Write out the whole listing again, exactly.

[Collected data]
>> start

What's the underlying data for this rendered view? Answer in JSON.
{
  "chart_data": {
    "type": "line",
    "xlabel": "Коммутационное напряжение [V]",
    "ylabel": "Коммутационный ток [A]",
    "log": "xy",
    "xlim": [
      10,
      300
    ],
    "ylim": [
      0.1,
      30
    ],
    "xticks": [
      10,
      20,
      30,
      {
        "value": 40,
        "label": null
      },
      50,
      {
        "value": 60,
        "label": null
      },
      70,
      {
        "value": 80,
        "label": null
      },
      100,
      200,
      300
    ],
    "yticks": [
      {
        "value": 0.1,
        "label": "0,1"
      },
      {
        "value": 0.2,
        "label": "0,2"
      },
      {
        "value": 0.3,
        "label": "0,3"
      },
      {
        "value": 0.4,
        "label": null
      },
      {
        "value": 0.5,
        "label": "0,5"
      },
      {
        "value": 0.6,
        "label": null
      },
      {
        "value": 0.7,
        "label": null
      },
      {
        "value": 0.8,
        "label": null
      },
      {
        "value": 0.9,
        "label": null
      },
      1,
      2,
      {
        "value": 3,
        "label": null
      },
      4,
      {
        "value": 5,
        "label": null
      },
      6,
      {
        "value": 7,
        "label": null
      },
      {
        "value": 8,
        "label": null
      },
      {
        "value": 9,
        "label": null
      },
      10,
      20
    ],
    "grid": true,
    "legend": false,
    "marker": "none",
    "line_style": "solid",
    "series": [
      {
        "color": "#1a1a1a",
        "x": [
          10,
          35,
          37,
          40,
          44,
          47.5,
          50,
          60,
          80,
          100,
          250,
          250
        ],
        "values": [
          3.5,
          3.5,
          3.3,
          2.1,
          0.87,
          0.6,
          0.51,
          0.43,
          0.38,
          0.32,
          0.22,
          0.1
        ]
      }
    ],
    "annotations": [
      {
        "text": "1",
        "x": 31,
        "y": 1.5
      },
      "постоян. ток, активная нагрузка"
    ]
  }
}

>> end

* **Written answer**
What's the underlying data for this rendered view? Answer in JSON.
{
  "chart_data": {
    "type": "line",
    "xlabel": "Коммутационное напряжение [V]",
    "ylabel": "Коммутационный ток [A]",
    "log": "xy",
    "xlim": [
      10,
      300
    ],
    "ylim": [
      0.1,
      30
    ],
    "xticks": [
      10,
      20,
      30,
      {
        "value": 40,
        "label": null
      },
      50,
      {
        "value": 60,
        "label": null
      },
      70,
      {
        "value": 80,
        "label": null
      },
      100,
      200,
      300
    ],
    "yticks": [
      {
        "value": 0.1,
        "label": "0,1"
      },
      {
        "value": 0.2,
        "label": "0,2"
      },
      {
        "value": 0.3,
        "label": "0,3"
      },
      {
        "value": 0.4,
        "label": null
      },
      {
        "value": 0.5,
        "label": "0,5"
      },
      {
        "value": 0.6,
        "label": null
      },
      {
        "value": 0.7,
        "label": null
      },
      {
        "value": 0.8,
        "label": null
      },
      {
        "value": 0.9,
        "label": null
      },
      1,
      2,
      {
        "value": 3,
        "label": null
      },
      4,
      {
        "value": 5,
        "label": null
      },
      6,
      {
        "value": 7,
        "label": null
      },
      {
        "value": 8,
        "label": null
      },
      {
        "value": 9,
        "label": null
      },
      10,
      20
    ],
    "grid": true,
    "legend": false,
    "marker": "none",
    "line_style": "solid",
    "series": [
      {
        "color": "#1a1a1a",
        "x": [
          10,
          35,
          37,
          40,
          44,
          47.5,
          50,
          60,
          80,
          100,
          250,
          250
        ],
        "values": [
          3.5,
          3.5,
          3.3,
          2.1,
          0.87,
          0.6,
          0.51,
          0.43,
          0.38,
          0.32,
          0.22,
          0.1
        ]
      }
    ],
    "annotations": [
      {
        "text": "1",
        "x": 31,
        "y": 1.5
      },
      "постоян. ток, активная нагрузка"
    ]
  }
}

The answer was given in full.